__TASK DIRECTIONS__. Reproduce the listing below word for word, with no pictures.

......

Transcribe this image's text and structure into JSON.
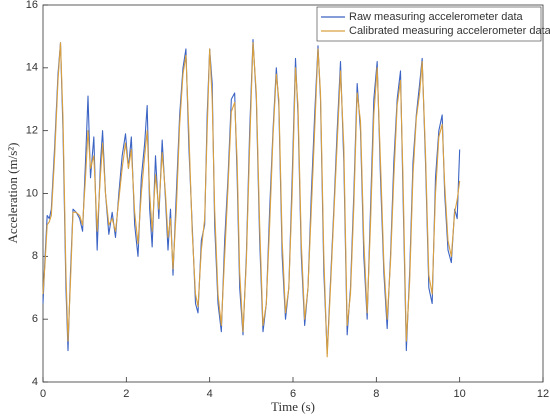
{
  "chart_data": {
    "type": "line",
    "xlabel": "Time (s)",
    "ylabel": "Acceleration (m/s²)",
    "xlim": [
      0,
      12
    ],
    "xticks": [
      0,
      2,
      4,
      6,
      8,
      10,
      12
    ],
    "ylim": [
      4,
      16
    ],
    "yticks": [
      4,
      6,
      8,
      10,
      12,
      14,
      16
    ],
    "legend": "top-right",
    "x": [
      0.0,
      0.05,
      0.1,
      0.15,
      0.2,
      0.28,
      0.36,
      0.42,
      0.48,
      0.55,
      0.6,
      0.66,
      0.72,
      0.8,
      0.88,
      0.95,
      1.02,
      1.08,
      1.14,
      1.22,
      1.3,
      1.38,
      1.43,
      1.5,
      1.58,
      1.66,
      1.74,
      1.82,
      1.9,
      1.98,
      2.05,
      2.12,
      2.2,
      2.28,
      2.36,
      2.44,
      2.5,
      2.56,
      2.62,
      2.7,
      2.78,
      2.86,
      2.94,
      3.0,
      3.06,
      3.12,
      3.2,
      3.28,
      3.36,
      3.43,
      3.5,
      3.58,
      3.66,
      3.72,
      3.8,
      3.88,
      3.94,
      4.0,
      4.06,
      4.12,
      4.2,
      4.28,
      4.36,
      4.44,
      4.52,
      4.6,
      4.66,
      4.72,
      4.8,
      4.88,
      4.96,
      5.04,
      5.12,
      5.2,
      5.28,
      5.36,
      5.44,
      5.52,
      5.6,
      5.66,
      5.74,
      5.82,
      5.9,
      5.98,
      6.06,
      6.12,
      6.2,
      6.28,
      6.36,
      6.44,
      6.52,
      6.6,
      6.66,
      6.74,
      6.82,
      6.9,
      6.98,
      7.06,
      7.14,
      7.22,
      7.3,
      7.38,
      7.46,
      7.54,
      7.62,
      7.7,
      7.78,
      7.86,
      7.94,
      8.02,
      8.1,
      8.18,
      8.26,
      8.34,
      8.42,
      8.5,
      8.58,
      8.64,
      8.72,
      8.8,
      8.88,
      8.96,
      9.04,
      9.1,
      9.18,
      9.26,
      9.34,
      9.42,
      9.5,
      9.58,
      9.64,
      9.72,
      9.8,
      9.88,
      9.94,
      10.0
    ],
    "series": [
      {
        "name": "Raw measuring accelerometer data",
        "color": "#3c64c4",
        "values": [
          6.5,
          8.0,
          9.3,
          9.2,
          9.5,
          11.5,
          13.8,
          14.8,
          12.0,
          7.0,
          5.0,
          7.5,
          9.5,
          9.4,
          9.2,
          8.8,
          11.0,
          13.1,
          10.5,
          11.8,
          8.2,
          11.0,
          12.0,
          10.0,
          8.7,
          9.4,
          8.6,
          10.0,
          11.2,
          11.9,
          10.8,
          11.8,
          9.0,
          8.0,
          10.5,
          11.6,
          12.8,
          9.5,
          8.3,
          11.2,
          9.2,
          11.7,
          9.8,
          8.2,
          9.5,
          7.4,
          10.0,
          12.5,
          14.0,
          14.6,
          11.5,
          9.0,
          6.5,
          6.2,
          8.5,
          9.0,
          12.5,
          14.6,
          13.5,
          9.0,
          6.5,
          5.6,
          8.5,
          10.5,
          13.0,
          13.2,
          10.5,
          7.0,
          5.5,
          8.0,
          12.0,
          14.9,
          13.0,
          8.5,
          5.6,
          6.5,
          9.5,
          12.0,
          14.0,
          12.8,
          8.0,
          6.0,
          7.0,
          10.5,
          14.3,
          12.5,
          8.0,
          5.8,
          7.0,
          10.0,
          12.5,
          14.7,
          13.0,
          7.5,
          4.9,
          7.2,
          9.5,
          12.0,
          14.2,
          11.0,
          5.5,
          7.0,
          10.0,
          13.5,
          12.0,
          8.0,
          6.0,
          9.5,
          13.0,
          14.2,
          10.5,
          7.5,
          5.7,
          8.0,
          11.0,
          13.0,
          13.9,
          10.0,
          5.0,
          7.5,
          11.0,
          12.5,
          13.5,
          14.3,
          11.0,
          7.0,
          6.5,
          10.5,
          12.0,
          12.5,
          10.0,
          8.2,
          7.8,
          9.5,
          9.2,
          11.4
        ]
      },
      {
        "name": "Calibrated measuring accelerometer data",
        "color": "#d9a040",
        "values": [
          6.8,
          7.8,
          9.0,
          9.1,
          9.3,
          11.2,
          13.6,
          14.8,
          12.4,
          7.5,
          5.3,
          7.2,
          9.4,
          9.4,
          9.3,
          9.0,
          10.5,
          12.0,
          10.8,
          11.2,
          8.8,
          10.6,
          11.6,
          10.0,
          9.0,
          9.2,
          8.8,
          9.8,
          10.8,
          11.6,
          10.8,
          11.4,
          9.4,
          8.4,
          10.0,
          11.2,
          12.0,
          10.0,
          8.8,
          10.6,
          9.5,
          11.3,
          10.0,
          8.6,
          9.2,
          7.6,
          9.5,
          12.2,
          13.8,
          14.4,
          12.0,
          8.8,
          6.8,
          6.4,
          8.2,
          9.2,
          12.0,
          14.6,
          13.0,
          9.5,
          6.8,
          5.8,
          8.0,
          10.2,
          12.6,
          12.9,
          11.0,
          7.5,
          5.6,
          7.8,
          11.5,
          14.8,
          13.2,
          9.0,
          5.8,
          6.5,
          9.0,
          11.8,
          13.8,
          13.0,
          8.5,
          6.2,
          7.0,
          10.0,
          14.0,
          12.8,
          8.4,
          6.0,
          7.0,
          9.5,
          12.0,
          14.6,
          13.2,
          8.0,
          4.8,
          7.0,
          9.3,
          11.6,
          13.9,
          11.5,
          5.8,
          6.8,
          9.6,
          13.2,
          12.3,
          8.5,
          6.2,
          9.0,
          12.5,
          14.0,
          11.0,
          7.8,
          6.0,
          7.8,
          10.5,
          12.8,
          13.6,
          10.5,
          5.3,
          7.2,
          10.6,
          12.4,
          13.2,
          14.2,
          11.3,
          7.4,
          6.8,
          10.0,
          11.8,
          12.2,
          10.3,
          8.5,
          8.0,
          9.4,
          9.8,
          10.4
        ]
      }
    ]
  }
}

......

__EXERCISE OUTPUT__.
Transcribe this image's text and structure into JSON.
{
  "chart_data": {
    "type": "line",
    "xlabel": "Time (s)",
    "ylabel": "Acceleration (m/s²)",
    "xlim": [
      0,
      12
    ],
    "xticks": [
      0,
      2,
      4,
      6,
      8,
      10,
      12
    ],
    "ylim": [
      4,
      16
    ],
    "yticks": [
      4,
      6,
      8,
      10,
      12,
      14,
      16
    ],
    "legend": "top-right",
    "x": [
      0.0,
      0.05,
      0.1,
      0.15,
      0.2,
      0.28,
      0.36,
      0.42,
      0.48,
      0.55,
      0.6,
      0.66,
      0.72,
      0.8,
      0.88,
      0.95,
      1.02,
      1.08,
      1.14,
      1.22,
      1.3,
      1.38,
      1.43,
      1.5,
      1.58,
      1.66,
      1.74,
      1.82,
      1.9,
      1.98,
      2.05,
      2.12,
      2.2,
      2.28,
      2.36,
      2.44,
      2.5,
      2.56,
      2.62,
      2.7,
      2.78,
      2.86,
      2.94,
      3.0,
      3.06,
      3.12,
      3.2,
      3.28,
      3.36,
      3.43,
      3.5,
      3.58,
      3.66,
      3.72,
      3.8,
      3.88,
      3.94,
      4.0,
      4.06,
      4.12,
      4.2,
      4.28,
      4.36,
      4.44,
      4.52,
      4.6,
      4.66,
      4.72,
      4.8,
      4.88,
      4.96,
      5.04,
      5.12,
      5.2,
      5.28,
      5.36,
      5.44,
      5.52,
      5.6,
      5.66,
      5.74,
      5.82,
      5.9,
      5.98,
      6.06,
      6.12,
      6.2,
      6.28,
      6.36,
      6.44,
      6.52,
      6.6,
      6.66,
      6.74,
      6.82,
      6.9,
      6.98,
      7.06,
      7.14,
      7.22,
      7.3,
      7.38,
      7.46,
      7.54,
      7.62,
      7.7,
      7.78,
      7.86,
      7.94,
      8.02,
      8.1,
      8.18,
      8.26,
      8.34,
      8.42,
      8.5,
      8.58,
      8.64,
      8.72,
      8.8,
      8.88,
      8.96,
      9.04,
      9.1,
      9.18,
      9.26,
      9.34,
      9.42,
      9.5,
      9.58,
      9.64,
      9.72,
      9.8,
      9.88,
      9.94,
      10.0
    ],
    "series": [
      {
        "name": "Raw measuring accelerometer data",
        "color": "#3c64c4",
        "values": [
          6.5,
          8.0,
          9.3,
          9.2,
          9.5,
          11.5,
          13.8,
          14.8,
          12.0,
          7.0,
          5.0,
          7.5,
          9.5,
          9.4,
          9.2,
          8.8,
          11.0,
          13.1,
          10.5,
          11.8,
          8.2,
          11.0,
          12.0,
          10.0,
          8.7,
          9.4,
          8.6,
          10.0,
          11.2,
          11.9,
          10.8,
          11.8,
          9.0,
          8.0,
          10.5,
          11.6,
          12.8,
          9.5,
          8.3,
          11.2,
          9.2,
          11.7,
          9.8,
          8.2,
          9.5,
          7.4,
          10.0,
          12.5,
          14.0,
          14.6,
          11.5,
          9.0,
          6.5,
          6.2,
          8.5,
          9.0,
          12.5,
          14.6,
          13.5,
          9.0,
          6.5,
          5.6,
          8.5,
          10.5,
          13.0,
          13.2,
          10.5,
          7.0,
          5.5,
          8.0,
          12.0,
          14.9,
          13.0,
          8.5,
          5.6,
          6.5,
          9.5,
          12.0,
          14.0,
          12.8,
          8.0,
          6.0,
          7.0,
          10.5,
          14.3,
          12.5,
          8.0,
          5.8,
          7.0,
          10.0,
          12.5,
          14.7,
          13.0,
          7.5,
          4.9,
          7.2,
          9.5,
          12.0,
          14.2,
          11.0,
          5.5,
          7.0,
          10.0,
          13.5,
          12.0,
          8.0,
          6.0,
          9.5,
          13.0,
          14.2,
          10.5,
          7.5,
          5.7,
          8.0,
          11.0,
          13.0,
          13.9,
          10.0,
          5.0,
          7.5,
          11.0,
          12.5,
          13.5,
          14.3,
          11.0,
          7.0,
          6.5,
          10.5,
          12.0,
          12.5,
          10.0,
          8.2,
          7.8,
          9.5,
          9.2,
          11.4
        ]
      },
      {
        "name": "Calibrated measuring accelerometer data",
        "color": "#d9a040",
        "values": [
          6.8,
          7.8,
          9.0,
          9.1,
          9.3,
          11.2,
          13.6,
          14.8,
          12.4,
          7.5,
          5.3,
          7.2,
          9.4,
          9.4,
          9.3,
          9.0,
          10.5,
          12.0,
          10.8,
          11.2,
          8.8,
          10.6,
          11.6,
          10.0,
          9.0,
          9.2,
          8.8,
          9.8,
          10.8,
          11.6,
          10.8,
          11.4,
          9.4,
          8.4,
          10.0,
          11.2,
          12.0,
          10.0,
          8.8,
          10.6,
          9.5,
          11.3,
          10.0,
          8.6,
          9.2,
          7.6,
          9.5,
          12.2,
          13.8,
          14.4,
          12.0,
          8.8,
          6.8,
          6.4,
          8.2,
          9.2,
          12.0,
          14.6,
          13.0,
          9.5,
          6.8,
          5.8,
          8.0,
          10.2,
          12.6,
          12.9,
          11.0,
          7.5,
          5.6,
          7.8,
          11.5,
          14.8,
          13.2,
          9.0,
          5.8,
          6.5,
          9.0,
          11.8,
          13.8,
          13.0,
          8.5,
          6.2,
          7.0,
          10.0,
          14.0,
          12.8,
          8.4,
          6.0,
          7.0,
          9.5,
          12.0,
          14.6,
          13.2,
          8.0,
          4.8,
          7.0,
          9.3,
          11.6,
          13.9,
          11.5,
          5.8,
          6.8,
          9.6,
          13.2,
          12.3,
          8.5,
          6.2,
          9.0,
          12.5,
          14.0,
          11.0,
          7.8,
          6.0,
          7.8,
          10.5,
          12.8,
          13.6,
          10.5,
          5.3,
          7.2,
          10.6,
          12.4,
          13.2,
          14.2,
          11.3,
          7.4,
          6.8,
          10.0,
          11.8,
          12.2,
          10.3,
          8.5,
          8.0,
          9.4,
          9.8,
          10.4
        ]
      }
    ]
  }
}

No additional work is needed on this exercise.